Texto »
+--

A densidade urbana não se avalia apenas pela relação numérica entre estrutura física e demográfica. Há uma dimensão intangível que qualifica as cidades. Essa dimensão é da ordem do imaginário, está pontuada por referencias históricas acumuladas, pelas leituras cruzadas entre sucessivas gerações, ou seja pelas marcas do tempo e pelos diálogos que suscitou e fixou.

Uma cidade, para usar uma metáfora de Solà-Morales não é constituída apenas por praças e ruas (isto é, estruturas), mas também por esquinas (confrontos, contaminações, confluências). As esquinas velam e revelam o encontro e o desencontro, a co-especia­lidade e a co-temporali­dade, provocam o visitante e induzem visita.

Num certo sentido, as esquinas são os nós da hospitalidade, esse conceito crucial da vida urbana que se define em resposta à questão: que estamos nós dispostos a partilhar com os outros? A hospitalidade implica a noção clara da diferença entre quem está e quem chega de novo e em simultâneo a vontade genuína de parte a parte de promover a aprendizagem, a troca de conhecimento.

A literatura, as artes plásticas, o cinema e a fotografia são provavelmente o principais fornecedores de imaginário da cidade contemporânea, os primeiros responsáveis pela multiplicidade e diversidade das suas esquinas, os estimulantes decisivos da ampliação moral das cidades.

Os escritores, os pintores e escultores, os cineastas e os fotógrafos trazem novas narrativas, descobrem novos atores, desocultam novas camadas, reconfiguram imagens, desenham novas geografias, projetam novas identidades. Em suma, densificam visões e relações urbanas.

Devemos evitar a tentação de os catalogar como produtores de guias das cidades. A associação destes criadores aos emblemas turísticos não é justa. Os turistas são cada vez mais atraídos pelas cidades. Os artistas, como os viajantes, não necessariamente. A sua relação com a cidade é interpelativa, crítica. O seu intento é percorrer as margens, mais do que exaltar o centro.

+--

Dados »

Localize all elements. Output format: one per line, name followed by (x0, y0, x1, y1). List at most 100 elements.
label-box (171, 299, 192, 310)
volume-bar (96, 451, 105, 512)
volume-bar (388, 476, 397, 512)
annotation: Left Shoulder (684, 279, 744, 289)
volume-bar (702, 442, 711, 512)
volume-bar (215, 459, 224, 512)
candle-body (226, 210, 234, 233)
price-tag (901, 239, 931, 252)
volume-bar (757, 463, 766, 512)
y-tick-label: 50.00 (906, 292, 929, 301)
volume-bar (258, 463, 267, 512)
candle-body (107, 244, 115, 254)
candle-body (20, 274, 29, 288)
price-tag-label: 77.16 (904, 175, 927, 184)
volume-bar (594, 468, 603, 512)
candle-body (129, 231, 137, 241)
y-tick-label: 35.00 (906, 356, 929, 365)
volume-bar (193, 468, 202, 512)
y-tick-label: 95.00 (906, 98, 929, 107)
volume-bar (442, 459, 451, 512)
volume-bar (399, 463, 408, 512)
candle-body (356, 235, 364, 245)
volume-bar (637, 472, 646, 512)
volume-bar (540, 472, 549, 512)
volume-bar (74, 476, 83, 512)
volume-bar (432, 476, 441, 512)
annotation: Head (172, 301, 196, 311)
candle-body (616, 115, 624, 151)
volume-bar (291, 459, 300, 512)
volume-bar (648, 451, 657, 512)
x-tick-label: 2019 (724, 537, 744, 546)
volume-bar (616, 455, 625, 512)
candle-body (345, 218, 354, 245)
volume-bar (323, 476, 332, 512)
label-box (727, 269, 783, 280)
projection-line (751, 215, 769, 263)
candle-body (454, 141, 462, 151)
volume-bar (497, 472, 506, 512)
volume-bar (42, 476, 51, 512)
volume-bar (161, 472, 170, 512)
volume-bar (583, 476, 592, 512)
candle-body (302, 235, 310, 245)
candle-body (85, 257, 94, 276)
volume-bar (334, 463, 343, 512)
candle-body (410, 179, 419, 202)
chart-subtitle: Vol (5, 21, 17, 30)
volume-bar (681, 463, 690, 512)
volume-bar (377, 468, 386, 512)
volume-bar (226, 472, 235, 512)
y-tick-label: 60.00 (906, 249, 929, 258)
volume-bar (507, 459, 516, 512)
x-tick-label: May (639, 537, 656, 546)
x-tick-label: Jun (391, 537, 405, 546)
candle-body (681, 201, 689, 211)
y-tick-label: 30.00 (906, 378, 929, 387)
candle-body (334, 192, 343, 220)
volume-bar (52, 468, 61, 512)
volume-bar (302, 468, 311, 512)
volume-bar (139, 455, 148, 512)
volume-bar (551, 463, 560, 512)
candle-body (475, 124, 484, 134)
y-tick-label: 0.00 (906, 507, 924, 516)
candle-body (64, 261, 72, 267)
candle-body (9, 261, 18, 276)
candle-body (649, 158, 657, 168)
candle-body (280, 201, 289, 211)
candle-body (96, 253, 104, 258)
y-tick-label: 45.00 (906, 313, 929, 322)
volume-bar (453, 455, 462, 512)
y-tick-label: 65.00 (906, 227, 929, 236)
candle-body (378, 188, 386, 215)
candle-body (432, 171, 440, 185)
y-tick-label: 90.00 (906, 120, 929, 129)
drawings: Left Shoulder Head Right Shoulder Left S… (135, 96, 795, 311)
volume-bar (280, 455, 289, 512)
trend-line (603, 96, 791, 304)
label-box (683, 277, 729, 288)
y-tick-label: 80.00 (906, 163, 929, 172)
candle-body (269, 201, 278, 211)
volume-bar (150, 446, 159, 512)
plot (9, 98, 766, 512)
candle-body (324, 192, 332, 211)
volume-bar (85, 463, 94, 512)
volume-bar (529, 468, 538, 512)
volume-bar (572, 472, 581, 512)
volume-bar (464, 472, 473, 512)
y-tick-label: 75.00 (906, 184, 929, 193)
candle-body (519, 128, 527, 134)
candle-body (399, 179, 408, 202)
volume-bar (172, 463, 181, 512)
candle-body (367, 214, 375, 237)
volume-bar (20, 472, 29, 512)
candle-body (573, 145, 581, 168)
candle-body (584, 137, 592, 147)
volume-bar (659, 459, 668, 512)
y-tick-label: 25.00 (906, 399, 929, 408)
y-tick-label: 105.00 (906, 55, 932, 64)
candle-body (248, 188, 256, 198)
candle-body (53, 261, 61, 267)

+--

Tarefa »
No texto sobre a densidade urbana, reescreva o trecho de "A densidade urbana" até "e induzem visita.", trocando "metáfora" por "imagem". As linhas são material à parte, separado do texto.

Resposta »
A densidade urbana não se avalia apenas pela relação numérica entre estrutura física e demográfica. Há uma dimensão intangível que qualifica as cidades. Essa dimensão é da ordem do imaginário, está pontuada por referencias históricas acumuladas, pelas leituras cruzadas entre sucessivas gerações, ou seja pelas marcas do tempo e pelos diálogos que suscitou e fixou.

Uma cidade, para usar uma imagem de Solà-Morales não é constituída apenas por praças e ruas (isto é, estruturas), mas também por esquinas (confrontos, contaminações, confluências). As esquinas velam e revelam o encontro e o desencontro, a co-especia­lidade e a co-temporali­dade, provocam o visitante e induzem visita.